**Task objective**: Reproduce each line exactly.

[Dataset records]
»»
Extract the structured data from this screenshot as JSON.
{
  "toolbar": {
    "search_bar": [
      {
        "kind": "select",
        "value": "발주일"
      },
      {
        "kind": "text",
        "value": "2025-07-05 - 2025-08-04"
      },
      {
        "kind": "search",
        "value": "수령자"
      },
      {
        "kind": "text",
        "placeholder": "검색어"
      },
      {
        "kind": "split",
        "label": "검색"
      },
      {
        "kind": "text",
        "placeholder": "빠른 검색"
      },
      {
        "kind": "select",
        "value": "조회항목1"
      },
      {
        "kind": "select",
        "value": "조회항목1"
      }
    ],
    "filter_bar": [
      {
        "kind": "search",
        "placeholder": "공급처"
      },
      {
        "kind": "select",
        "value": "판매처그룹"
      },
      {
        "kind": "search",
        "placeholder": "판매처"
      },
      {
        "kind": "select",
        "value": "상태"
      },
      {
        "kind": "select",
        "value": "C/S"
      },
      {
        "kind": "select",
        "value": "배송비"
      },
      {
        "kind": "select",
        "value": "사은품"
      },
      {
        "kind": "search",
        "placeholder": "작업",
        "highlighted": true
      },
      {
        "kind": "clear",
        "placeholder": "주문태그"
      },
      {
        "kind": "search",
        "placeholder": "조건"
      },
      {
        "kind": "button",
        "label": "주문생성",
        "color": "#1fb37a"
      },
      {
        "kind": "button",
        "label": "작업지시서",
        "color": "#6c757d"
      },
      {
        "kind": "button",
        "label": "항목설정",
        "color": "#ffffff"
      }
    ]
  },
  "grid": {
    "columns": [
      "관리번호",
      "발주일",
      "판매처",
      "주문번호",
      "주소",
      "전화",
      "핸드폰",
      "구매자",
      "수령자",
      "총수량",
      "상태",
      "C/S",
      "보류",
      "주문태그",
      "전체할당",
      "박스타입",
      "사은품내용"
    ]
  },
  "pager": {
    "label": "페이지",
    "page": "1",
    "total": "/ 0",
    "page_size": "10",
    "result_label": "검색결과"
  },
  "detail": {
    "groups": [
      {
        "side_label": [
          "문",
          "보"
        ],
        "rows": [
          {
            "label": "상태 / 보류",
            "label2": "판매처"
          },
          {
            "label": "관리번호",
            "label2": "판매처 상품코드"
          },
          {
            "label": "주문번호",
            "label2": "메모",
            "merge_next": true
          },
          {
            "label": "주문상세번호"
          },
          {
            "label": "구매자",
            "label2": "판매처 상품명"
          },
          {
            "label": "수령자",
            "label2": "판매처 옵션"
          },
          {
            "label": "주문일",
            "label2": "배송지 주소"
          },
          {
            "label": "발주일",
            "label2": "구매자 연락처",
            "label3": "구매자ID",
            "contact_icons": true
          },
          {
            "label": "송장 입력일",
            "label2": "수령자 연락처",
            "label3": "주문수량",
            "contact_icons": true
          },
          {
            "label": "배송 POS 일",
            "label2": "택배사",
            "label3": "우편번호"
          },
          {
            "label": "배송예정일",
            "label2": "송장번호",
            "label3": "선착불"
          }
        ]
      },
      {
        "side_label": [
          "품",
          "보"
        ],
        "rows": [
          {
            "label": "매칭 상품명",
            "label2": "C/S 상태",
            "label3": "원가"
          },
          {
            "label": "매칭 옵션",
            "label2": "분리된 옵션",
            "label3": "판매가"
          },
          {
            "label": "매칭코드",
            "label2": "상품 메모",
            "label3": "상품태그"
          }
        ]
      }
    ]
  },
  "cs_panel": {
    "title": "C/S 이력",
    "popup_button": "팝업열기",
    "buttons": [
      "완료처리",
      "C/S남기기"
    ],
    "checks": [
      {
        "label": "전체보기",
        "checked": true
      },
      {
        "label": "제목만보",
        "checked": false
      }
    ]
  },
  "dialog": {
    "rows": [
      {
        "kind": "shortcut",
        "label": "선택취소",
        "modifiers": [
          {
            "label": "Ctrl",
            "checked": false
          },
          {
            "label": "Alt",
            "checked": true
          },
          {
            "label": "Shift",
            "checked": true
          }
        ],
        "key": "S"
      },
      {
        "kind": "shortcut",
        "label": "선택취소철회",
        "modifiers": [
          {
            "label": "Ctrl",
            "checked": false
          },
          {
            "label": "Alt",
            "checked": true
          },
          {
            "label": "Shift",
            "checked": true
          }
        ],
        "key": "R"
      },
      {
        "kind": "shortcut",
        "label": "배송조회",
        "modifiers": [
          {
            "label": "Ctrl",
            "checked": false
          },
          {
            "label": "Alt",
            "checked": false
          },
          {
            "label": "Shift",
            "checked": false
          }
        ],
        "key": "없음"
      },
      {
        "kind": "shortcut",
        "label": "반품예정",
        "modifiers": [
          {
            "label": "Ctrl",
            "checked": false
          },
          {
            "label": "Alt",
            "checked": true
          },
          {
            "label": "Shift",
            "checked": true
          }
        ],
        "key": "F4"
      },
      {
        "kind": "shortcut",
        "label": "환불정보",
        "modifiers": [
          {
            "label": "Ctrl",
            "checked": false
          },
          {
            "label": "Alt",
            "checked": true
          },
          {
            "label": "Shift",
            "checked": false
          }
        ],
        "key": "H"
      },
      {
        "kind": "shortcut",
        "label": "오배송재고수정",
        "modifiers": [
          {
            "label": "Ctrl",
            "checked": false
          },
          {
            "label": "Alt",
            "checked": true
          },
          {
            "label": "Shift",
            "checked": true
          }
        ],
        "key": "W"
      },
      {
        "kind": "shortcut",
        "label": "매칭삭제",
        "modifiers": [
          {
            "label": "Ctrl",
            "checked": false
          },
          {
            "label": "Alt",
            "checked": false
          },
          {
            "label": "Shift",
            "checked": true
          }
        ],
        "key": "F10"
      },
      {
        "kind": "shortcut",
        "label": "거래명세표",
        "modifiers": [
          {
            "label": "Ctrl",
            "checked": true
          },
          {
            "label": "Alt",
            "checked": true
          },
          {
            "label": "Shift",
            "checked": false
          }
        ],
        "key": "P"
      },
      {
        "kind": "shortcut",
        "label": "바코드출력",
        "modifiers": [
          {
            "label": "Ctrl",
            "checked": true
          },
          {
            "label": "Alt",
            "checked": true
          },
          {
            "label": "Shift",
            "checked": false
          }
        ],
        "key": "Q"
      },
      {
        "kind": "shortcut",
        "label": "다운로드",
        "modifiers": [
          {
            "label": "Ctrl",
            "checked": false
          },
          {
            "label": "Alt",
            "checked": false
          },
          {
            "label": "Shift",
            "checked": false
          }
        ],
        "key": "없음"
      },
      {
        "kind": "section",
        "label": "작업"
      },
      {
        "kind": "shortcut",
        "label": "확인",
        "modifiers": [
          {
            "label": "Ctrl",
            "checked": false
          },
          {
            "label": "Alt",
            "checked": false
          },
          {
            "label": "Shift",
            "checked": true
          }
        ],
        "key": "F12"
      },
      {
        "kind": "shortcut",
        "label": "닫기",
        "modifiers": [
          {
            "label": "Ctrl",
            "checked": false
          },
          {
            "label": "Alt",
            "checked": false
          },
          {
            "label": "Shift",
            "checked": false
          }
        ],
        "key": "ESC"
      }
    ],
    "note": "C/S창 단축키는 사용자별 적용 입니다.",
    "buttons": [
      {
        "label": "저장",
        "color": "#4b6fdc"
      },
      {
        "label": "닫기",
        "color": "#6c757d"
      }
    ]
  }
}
««
**Final result**:
Extract the structured data from this screenshot as JSON.
{
  "toolbar": {
    "search_bar": [
      {
        "kind": "select",
        "value": "발주일"
      },
      {
        "kind": "text",
        "value": "2025-07-05 - 2025-08-04"
      },
      {
        "kind": "search",
        "value": "수령자"
      },
      {
        "kind": "text",
        "placeholder": "검색어"
      },
      {
        "kind": "split",
        "label": "검색"
      },
      {
        "kind": "text",
        "placeholder": "빠른 검색"
      },
      {
        "kind": "select",
        "value": "조회항목1"
      },
      {
        "kind": "select",
        "value": "조회항목1"
      }
    ],
    "filter_bar": [
      {
        "kind": "search",
        "placeholder": "공급처"
      },
      {
        "kind": "select",
        "value": "판매처그룹"
      },
      {
        "kind": "search",
        "placeholder": "판매처"
      },
      {
        "kind": "select",
        "value": "상태"
      },
      {
        "kind": "select",
        "value": "C/S"
      },
      {
        "kind": "select",
        "value": "배송비"
      },
      {
        "kind": "select",
        "value": "사은품"
      },
      {
        "kind": "search",
        "placeholder": "작업",
        "highlighted": true
      },
      {
        "kind": "clear",
        "placeholder": "주문태그"
      },
      {
        "kind": "search",
        "placeholder": "조건"
      },
      {
        "kind": "button",
        "label": "주문생성",
        "color": "#1fb37a"
      },
      {
        "kind": "button",
        "label": "작업지시서",
        "color": "#6c757d"
      },
      {
        "kind": "button",
        "label": "항목설정",
        "color": "#ffffff"
      }
    ]
  },
  "grid": {
    "columns": [
      "관리번호",
      "발주일",
      "판매처",
      "주문번호",
      "주소",
      "전화",
      "핸드폰",
      "구매자",
      "수령자",
      "총수량",
      "상태",
      "C/S",
      "보류",
      "주문태그",
      "전체할당",
      "박스타입",
      "사은품내용"
    ]
  },
  "pager": {
    "label": "페이지",
    "page": "1",
    "total": "/ 0",
    "page_size": "10",
    "result_label": "검색결과"
  },
  "detail": {
    "groups": [
      {
        "side_label": [
          "문",
          "보"
        ],
        "rows": [
          {
            "label": "상태 / 보류",
            "label2": "판매처"
          },
          {
            "label": "관리번호",
            "label2": "판매처 상품코드"
          },
          {
            "label": "주문번호",
            "label2": "메모",
            "merge_next": true
          },
          {
            "label": "주문상세번호"
          },
          {
            "label": "구매자",
            "label2": "판매처 상품명"
          },
          {
            "label": "수령자",
            "label2": "판매처 옵션"
          },
          {
            "label": "주문일",
            "label2": "배송지 주소"
          },
          {
            "label": "발주일",
            "label2": "구매자 연락처",
            "label3": "구매자ID",
            "contact_icons": true
          },
          {
            "label": "송장 입력일",
            "label2": "수령자 연락처",
            "label3": "주문수량",
            "contact_icons": true
          },
          {
            "label": "배송 POS 일",
            "label2": "택배사",
            "label3": "우편번호"
          },
          {
            "label": "배송예정일",
            "label2": "송장번호",
            "label3": "선착불"
          }
        ]
      },
      {
        "side_label": [
          "품",
          "보"
        ],
        "rows": [
          {
            "label": "매칭 상품명",
            "label2": "C/S 상태",
            "label3": "원가"
          },
          {
            "label": "매칭 옵션",
            "label2": "분리된 옵션",
            "label3": "판매가"
          },
          {
            "label": "매칭코드",
            "label2": "상품 메모",
            "label3": "상품태그"
          }
        ]
      }
    ]
  },
  "cs_panel": {
    "title": "C/S 이력",
    "popup_button": "팝업열기",
    "buttons": [
      "완료처리",
      "C/S남기기"
    ],
    "checks": [
      {
        "label": "전체보기",
        "checked": true
      },
      {
        "label": "제목만보",
        "checked": false
      }
    ]
  },
  "dialog": {
    "rows": [
      {
        "kind": "shortcut",
        "label": "선택취소",
        "modifiers": [
          {
            "label": "Ctrl",
            "checked": false
          },
          {
            "label": "Alt",
            "checked": true
          },
          {
            "label": "Shift",
            "checked": true
          }
        ],
        "key": "S"
      },
      {
        "kind": "shortcut",
        "label": "선택취소철회",
        "modifiers": [
          {
            "label": "Ctrl",
            "checked": false
          },
          {
            "label": "Alt",
            "checked": true
          },
          {
            "label": "Shift",
            "checked": true
          }
        ],
        "key": "R"
      },
      {
        "kind": "shortcut",
        "label": "배송조회",
        "modifiers": [
          {
            "label": "Ctrl",
            "checked": false
          },
          {
            "label": "Alt",
            "checked": false
          },
          {
            "label": "Shift",
            "checked": false
          }
        ],
        "key": "없음"
      },
      {
        "kind": "shortcut",
        "label": "반품예정",
        "modifiers": [
          {
            "label": "Ctrl",
            "checked": false
          },
          {
            "label": "Alt",
            "checked": true
          },
          {
            "label": "Shift",
            "checked": true
          }
        ],
        "key": "F4"
      },
      {
        "kind": "shortcut",
        "label": "환불정보",
        "modifiers": [
          {
            "label": "Ctrl",
            "checked": false
          },
          {
            "label": "Alt",
            "checked": true
          },
          {
            "label": "Shift",
            "checked": false
          }
        ],
        "key": "H"
      },
      {
        "kind": "shortcut",
        "label": "오배송재고수정",
        "modifiers": [
          {
            "label": "Ctrl",
            "checked": false
          },
          {
            "label": "Alt",
            "checked": true
          },
          {
            "label": "Shift",
            "checked": true
          }
        ],
        "key": "W"
      },
      {
        "kind": "shortcut",
        "label": "매칭삭제",
        "modifiers": [
          {
            "label": "Ctrl",
            "checked": false
          },
          {
            "label": "Alt",
            "checked": false
          },
          {
            "label": "Shift",
            "checked": true
          }
        ],
        "key": "F10"
      },
      {
        "kind": "shortcut",
        "label": "거래명세표",
        "modifiers": [
          {
            "label": "Ctrl",
            "checked": true
          },
          {
            "label": "Alt",
            "checked": true
          },
          {
            "label": "Shift",
            "checked": false
          }
        ],
        "key": "P"
      },
      {
        "kind": "shortcut",
        "label": "바코드출력",
        "modifiers": [
          {
            "label": "Ctrl",
            "checked": true
          },
          {
            "label": "Alt",
            "checked": true
          },
          {
            "label": "Shift",
            "checked": false
          }
        ],
        "key": "Q"
      },
      {
        "kind": "shortcut",
        "label": "다운로드",
        "modifiers": [
          {
            "label": "Ctrl",
            "checked": false
          },
          {
            "label": "Alt",
            "checked": false
          },
          {
            "label": "Shift",
            "checked": false
          }
        ],
        "key": "없음"
      },
      {
        "kind": "section",
        "label": "작업"
      },
      {
        "kind": "shortcut",
        "label": "확인",
        "modifiers": [
          {
            "label": "Ctrl",
            "checked": false
          },
          {
            "label": "Alt",
            "checked": false
          },
          {
            "label": "Shift",
            "checked": true
          }
        ],
        "key": "F12"
      },
      {
        "kind": "shortcut",
        "label": "닫기",
        "modifiers": [
          {
            "label": "Ctrl",
            "checked": false
          },
          {
            "label": "Alt",
            "checked": false
          },
          {
            "label": "Shift",
            "checked": false
          }
        ],
        "key": "ESC"
      }
    ],
    "note": "C/S창 단축키는 사용자별 적용 입니다.",
    "buttons": [
      {
        "label": "저장",
        "color": "#4b6fdc"
      },
      {
        "label": "닫기",
        "color": "#6c757d"
      }
    ]
  }
}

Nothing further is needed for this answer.